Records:
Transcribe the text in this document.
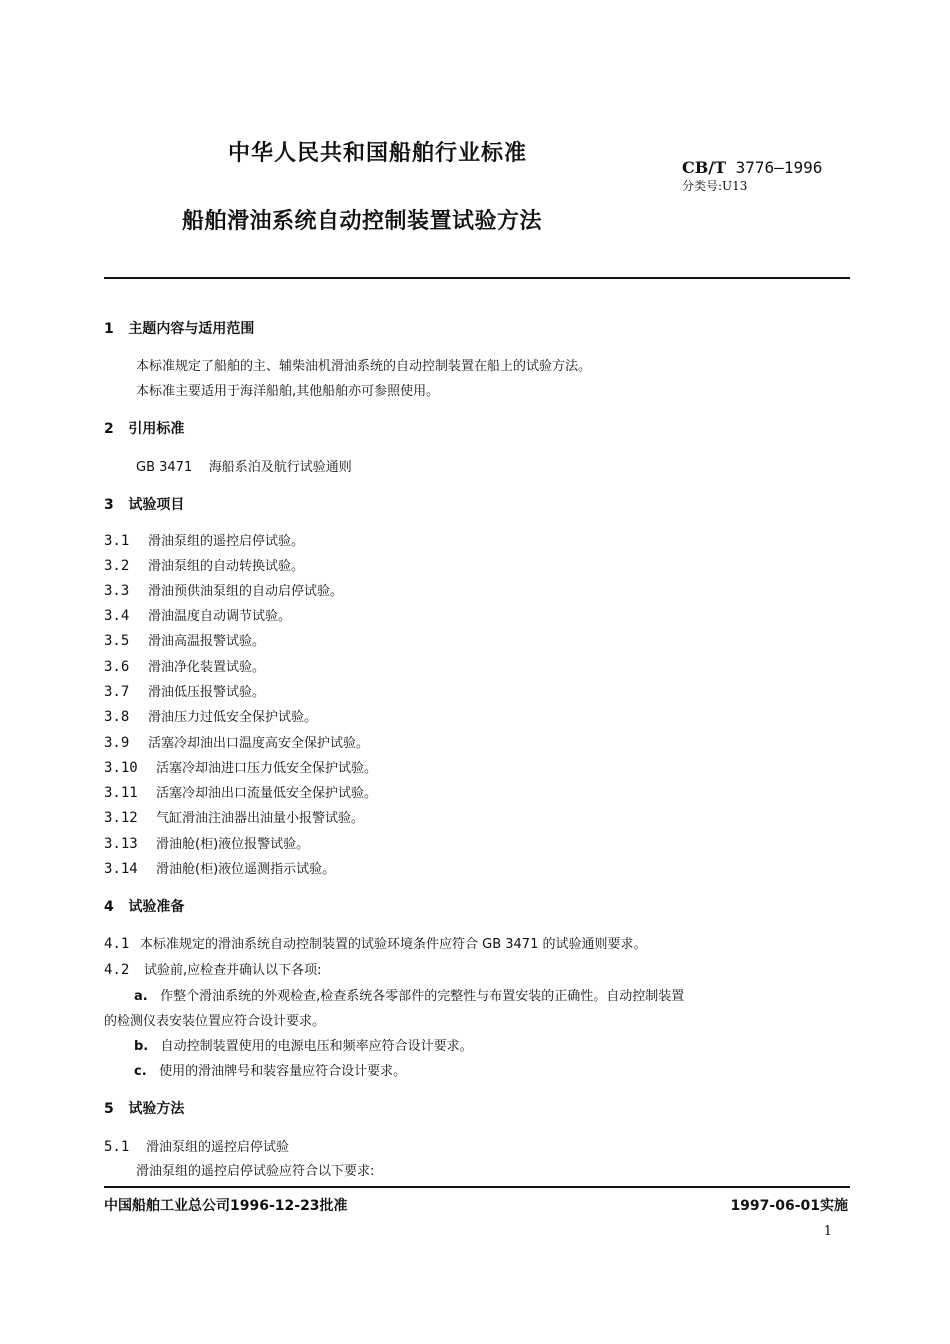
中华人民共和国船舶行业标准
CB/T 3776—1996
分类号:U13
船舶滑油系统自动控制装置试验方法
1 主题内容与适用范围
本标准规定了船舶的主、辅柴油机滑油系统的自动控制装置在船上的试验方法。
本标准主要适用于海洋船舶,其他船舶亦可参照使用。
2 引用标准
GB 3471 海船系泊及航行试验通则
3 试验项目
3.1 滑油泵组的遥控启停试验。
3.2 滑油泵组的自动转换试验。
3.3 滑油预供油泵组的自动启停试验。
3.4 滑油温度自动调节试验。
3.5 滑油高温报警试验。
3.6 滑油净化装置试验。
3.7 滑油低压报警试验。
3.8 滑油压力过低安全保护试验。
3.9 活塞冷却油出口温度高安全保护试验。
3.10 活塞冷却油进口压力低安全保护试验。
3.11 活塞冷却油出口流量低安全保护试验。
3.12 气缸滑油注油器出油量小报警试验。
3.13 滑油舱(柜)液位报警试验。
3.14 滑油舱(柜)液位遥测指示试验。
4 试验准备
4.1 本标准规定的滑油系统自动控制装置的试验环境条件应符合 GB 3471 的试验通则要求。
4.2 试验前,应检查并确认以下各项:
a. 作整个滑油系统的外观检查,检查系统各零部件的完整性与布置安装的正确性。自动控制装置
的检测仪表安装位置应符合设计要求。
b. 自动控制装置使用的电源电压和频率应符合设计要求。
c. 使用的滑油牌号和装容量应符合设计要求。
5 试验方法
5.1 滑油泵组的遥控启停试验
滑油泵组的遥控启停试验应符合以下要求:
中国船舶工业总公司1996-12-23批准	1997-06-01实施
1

■ Task prompt:
Make an exact copy of all entries above, dropping the images.

■ Result:
Transcribe the text in this document.
中华人民共和国船舶行业标准
CB/T 3776—1996
分类号:U13
船舶滑油系统自动控制装置试验方法
1 主题内容与适用范围
本标准规定了船舶的主、辅柴油机滑油系统的自动控制装置在船上的试验方法。
本标准主要适用于海洋船舶,其他船舶亦可参照使用。
2 引用标准
GB 3471 海船系泊及航行试验通则
3 试验项目
3.1 滑油泵组的遥控启停试验。
3.2 滑油泵组的自动转换试验。
3.3 滑油预供油泵组的自动启停试验。
3.4 滑油温度自动调节试验。
3.5 滑油高温报警试验。
3.6 滑油净化装置试验。
3.7 滑油低压报警试验。
3.8 滑油压力过低安全保护试验。
3.9 活塞冷却油出口温度高安全保护试验。
3.10 活塞冷却油进口压力低安全保护试验。
3.11 活塞冷却油出口流量低安全保护试验。
3.12 气缸滑油注油器出油量小报警试验。
3.13 滑油舱(柜)液位报警试验。
3.14 滑油舱(柜)液位遥测指示试验。
4 试验准备
4.1 本标准规定的滑油系统自动控制装置的试验环境条件应符合 GB 3471 的试验通则要求。
4.2 试验前,应检查并确认以下各项:
a. 作整个滑油系统的外观检查,检查系统各零部件的完整性与布置安装的正确性。自动控制装置
的检测仪表安装位置应符合设计要求。
b. 自动控制装置使用的电源电压和频率应符合设计要求。
c. 使用的滑油牌号和装容量应符合设计要求。
5 试验方法
5.1 滑油泵组的遥控启停试验
滑油泵组的遥控启停试验应符合以下要求:
中国船舶工业总公司1996-12-23批准	1997-06-01实施
1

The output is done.